## Work instructions
Each entry that follows must be output without any deviation.

------ The input ------

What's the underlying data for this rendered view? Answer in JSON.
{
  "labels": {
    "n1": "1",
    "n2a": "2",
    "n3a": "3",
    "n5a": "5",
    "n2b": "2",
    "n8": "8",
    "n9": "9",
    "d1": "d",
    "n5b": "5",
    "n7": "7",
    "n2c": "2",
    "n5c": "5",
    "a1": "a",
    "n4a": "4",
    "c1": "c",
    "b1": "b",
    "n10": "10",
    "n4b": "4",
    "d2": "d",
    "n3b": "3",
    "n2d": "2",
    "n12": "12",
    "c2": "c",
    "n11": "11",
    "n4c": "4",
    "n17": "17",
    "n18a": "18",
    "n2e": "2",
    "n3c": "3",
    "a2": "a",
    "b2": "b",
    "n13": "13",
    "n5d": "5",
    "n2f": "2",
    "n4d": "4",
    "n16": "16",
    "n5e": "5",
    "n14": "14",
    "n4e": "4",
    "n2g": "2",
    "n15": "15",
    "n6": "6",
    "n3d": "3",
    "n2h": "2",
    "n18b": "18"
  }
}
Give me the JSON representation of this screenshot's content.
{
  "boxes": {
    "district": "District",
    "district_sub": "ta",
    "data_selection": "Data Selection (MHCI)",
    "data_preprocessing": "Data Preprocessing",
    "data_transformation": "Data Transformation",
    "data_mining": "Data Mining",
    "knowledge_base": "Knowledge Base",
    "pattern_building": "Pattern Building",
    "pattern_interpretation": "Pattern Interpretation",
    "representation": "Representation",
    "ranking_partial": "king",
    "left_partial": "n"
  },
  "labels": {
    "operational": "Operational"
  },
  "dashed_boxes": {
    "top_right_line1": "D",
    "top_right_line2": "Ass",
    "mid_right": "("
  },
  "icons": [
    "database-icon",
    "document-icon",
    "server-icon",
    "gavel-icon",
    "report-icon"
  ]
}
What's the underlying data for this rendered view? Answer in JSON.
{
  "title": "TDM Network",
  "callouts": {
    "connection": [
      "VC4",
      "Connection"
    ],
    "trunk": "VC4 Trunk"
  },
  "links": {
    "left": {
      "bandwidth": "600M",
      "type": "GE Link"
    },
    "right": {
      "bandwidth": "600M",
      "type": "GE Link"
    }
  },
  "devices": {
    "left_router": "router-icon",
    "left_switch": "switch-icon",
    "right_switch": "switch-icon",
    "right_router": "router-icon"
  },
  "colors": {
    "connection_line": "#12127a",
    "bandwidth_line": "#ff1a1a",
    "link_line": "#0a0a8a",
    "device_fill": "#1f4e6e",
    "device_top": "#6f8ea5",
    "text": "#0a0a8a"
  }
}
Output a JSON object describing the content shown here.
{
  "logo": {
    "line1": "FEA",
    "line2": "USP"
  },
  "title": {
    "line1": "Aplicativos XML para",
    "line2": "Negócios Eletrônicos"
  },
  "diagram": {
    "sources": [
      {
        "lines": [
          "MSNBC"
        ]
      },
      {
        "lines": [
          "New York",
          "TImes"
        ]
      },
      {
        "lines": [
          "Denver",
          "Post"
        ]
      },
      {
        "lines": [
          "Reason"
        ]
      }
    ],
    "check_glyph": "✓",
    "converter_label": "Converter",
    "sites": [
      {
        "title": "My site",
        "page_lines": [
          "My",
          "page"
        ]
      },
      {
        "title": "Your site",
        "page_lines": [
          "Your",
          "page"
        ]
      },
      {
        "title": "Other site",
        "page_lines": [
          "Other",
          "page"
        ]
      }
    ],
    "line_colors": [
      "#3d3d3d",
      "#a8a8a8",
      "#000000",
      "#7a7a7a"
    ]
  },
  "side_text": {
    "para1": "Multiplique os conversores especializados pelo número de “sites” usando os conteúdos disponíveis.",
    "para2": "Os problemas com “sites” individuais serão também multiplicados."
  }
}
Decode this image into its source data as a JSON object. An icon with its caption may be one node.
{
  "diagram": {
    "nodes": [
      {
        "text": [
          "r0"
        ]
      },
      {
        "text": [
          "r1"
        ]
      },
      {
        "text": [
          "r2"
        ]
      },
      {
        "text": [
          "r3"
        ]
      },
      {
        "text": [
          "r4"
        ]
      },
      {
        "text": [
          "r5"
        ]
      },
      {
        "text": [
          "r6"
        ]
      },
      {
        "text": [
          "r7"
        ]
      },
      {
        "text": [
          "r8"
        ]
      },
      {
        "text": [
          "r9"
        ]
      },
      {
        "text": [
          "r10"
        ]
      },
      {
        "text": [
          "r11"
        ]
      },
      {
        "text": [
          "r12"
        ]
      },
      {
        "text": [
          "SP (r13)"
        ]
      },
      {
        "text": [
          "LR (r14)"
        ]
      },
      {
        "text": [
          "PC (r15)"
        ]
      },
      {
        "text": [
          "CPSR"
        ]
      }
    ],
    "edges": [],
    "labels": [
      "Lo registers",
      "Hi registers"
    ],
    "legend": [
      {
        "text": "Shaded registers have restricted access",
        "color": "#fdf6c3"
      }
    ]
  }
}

------

## Response to the exercise
What's the underlying data for this rendered view? Answer in JSON.
{
  "labels": {
    "n1": "1",
    "n2a": "2",
    "n3a": "3",
    "n5a": "5",
    "n2b": "2",
    "n8": "8",
    "n9": "9",
    "d1": "d",
    "n5b": "5",
    "n7": "7",
    "n2c": "2",
    "n5c": "5",
    "a1": "a",
    "n4a": "4",
    "c1": "c",
    "b1": "b",
    "n10": "10",
    "n4b": "4",
    "d2": "d",
    "n3b": "3",
    "n2d": "2",
    "n12": "12",
    "c2": "c",
    "n11": "11",
    "n4c": "4",
    "n17": "17",
    "n18a": "18",
    "n2e": "2",
    "n3c": "3",
    "a2": "a",
    "b2": "b",
    "n13": "13",
    "n5d": "5",
    "n2f": "2",
    "n4d": "4",
    "n16": "16",
    "n5e": "5",
    "n14": "14",
    "n4e": "4",
    "n2g": "2",
    "n15": "15",
    "n6": "6",
    "n3d": "3",
    "n2h": "2",
    "n18b": "18"
  }
}
Give me the JSON representation of this screenshot's content.
{
  "boxes": {
    "district": "District",
    "district_sub": "ta",
    "data_selection": "Data Selection (MHCI)",
    "data_preprocessing": "Data Preprocessing",
    "data_transformation": "Data Transformation",
    "data_mining": "Data Mining",
    "knowledge_base": "Knowledge Base",
    "pattern_building": "Pattern Building",
    "pattern_interpretation": "Pattern Interpretation",
    "representation": "Representation",
    "ranking_partial": "king",
    "left_partial": "n"
  },
  "labels": {
    "operational": "Operational"
  },
  "dashed_boxes": {
    "top_right_line1": "D",
    "top_right_line2": "Ass",
    "mid_right": "("
  },
  "icons": [
    "database-icon",
    "document-icon",
    "server-icon",
    "gavel-icon",
    "report-icon"
  ]
}
What's the underlying data for this rendered view? Answer in JSON.
{
  "title": "TDM Network",
  "callouts": {
    "connection": [
      "VC4",
      "Connection"
    ],
    "trunk": "VC4 Trunk"
  },
  "links": {
    "left": {
      "bandwidth": "600M",
      "type": "GE Link"
    },
    "right": {
      "bandwidth": "600M",
      "type": "GE Link"
    }
  },
  "devices": {
    "left_router": "router-icon",
    "left_switch": "switch-icon",
    "right_switch": "switch-icon",
    "right_router": "router-icon"
  },
  "colors": {
    "connection_line": "#12127a",
    "bandwidth_line": "#ff1a1a",
    "link_line": "#0a0a8a",
    "device_fill": "#1f4e6e",
    "device_top": "#6f8ea5",
    "text": "#0a0a8a"
  }
}
Output a JSON object describing the content shown here.
{
  "logo": {
    "line1": "FEA",
    "line2": "USP"
  },
  "title": {
    "line1": "Aplicativos XML para",
    "line2": "Negócios Eletrônicos"
  },
  "diagram": {
    "sources": [
      {
        "lines": [
          "MSNBC"
        ]
      },
      {
        "lines": [
          "New York",
          "TImes"
        ]
      },
      {
        "lines": [
          "Denver",
          "Post"
        ]
      },
      {
        "lines": [
          "Reason"
        ]
      }
    ],
    "check_glyph": "✓",
    "converter_label": "Converter",
    "sites": [
      {
        "title": "My site",
        "page_lines": [
          "My",
          "page"
        ]
      },
      {
        "title": "Your site",
        "page_lines": [
          "Your",
          "page"
        ]
      },
      {
        "title": "Other site",
        "page_lines": [
          "Other",
          "page"
        ]
      }
    ],
    "line_colors": [
      "#3d3d3d",
      "#a8a8a8",
      "#000000",
      "#7a7a7a"
    ]
  },
  "side_text": {
    "para1": "Multiplique os conversores especializados pelo número de “sites” usando os conteúdos disponíveis.",
    "para2": "Os problemas com “sites” individuais serão também multiplicados."
  }
}
Decode this image into its source data as a JSON object. An icon with its caption may be one node.
{
  "diagram": {
    "nodes": [
      {
        "text": [
          "r0"
        ]
      },
      {
        "text": [
          "r1"
        ]
      },
      {
        "text": [
          "r2"
        ]
      },
      {
        "text": [
          "r3"
        ]
      },
      {
        "text": [
          "r4"
        ]
      },
      {
        "text": [
          "r5"
        ]
      },
      {
        "text": [
          "r6"
        ]
      },
      {
        "text": [
          "r7"
        ]
      },
      {
        "text": [
          "r8"
        ]
      },
      {
        "text": [
          "r9"
        ]
      },
      {
        "text": [
          "r10"
        ]
      },
      {
        "text": [
          "r11"
        ]
      },
      {
        "text": [
          "r12"
        ]
      },
      {
        "text": [
          "SP (r13)"
        ]
      },
      {
        "text": [
          "LR (r14)"
        ]
      },
      {
        "text": [
          "PC (r15)"
        ]
      },
      {
        "text": [
          "CPSR"
        ]
      }
    ],
    "edges": [],
    "labels": [
      "Lo registers",
      "Hi registers"
    ],
    "legend": [
      {
        "text": "Shaded registers have restricted access",
        "color": "#fdf6c3"
      }
    ]
  }
}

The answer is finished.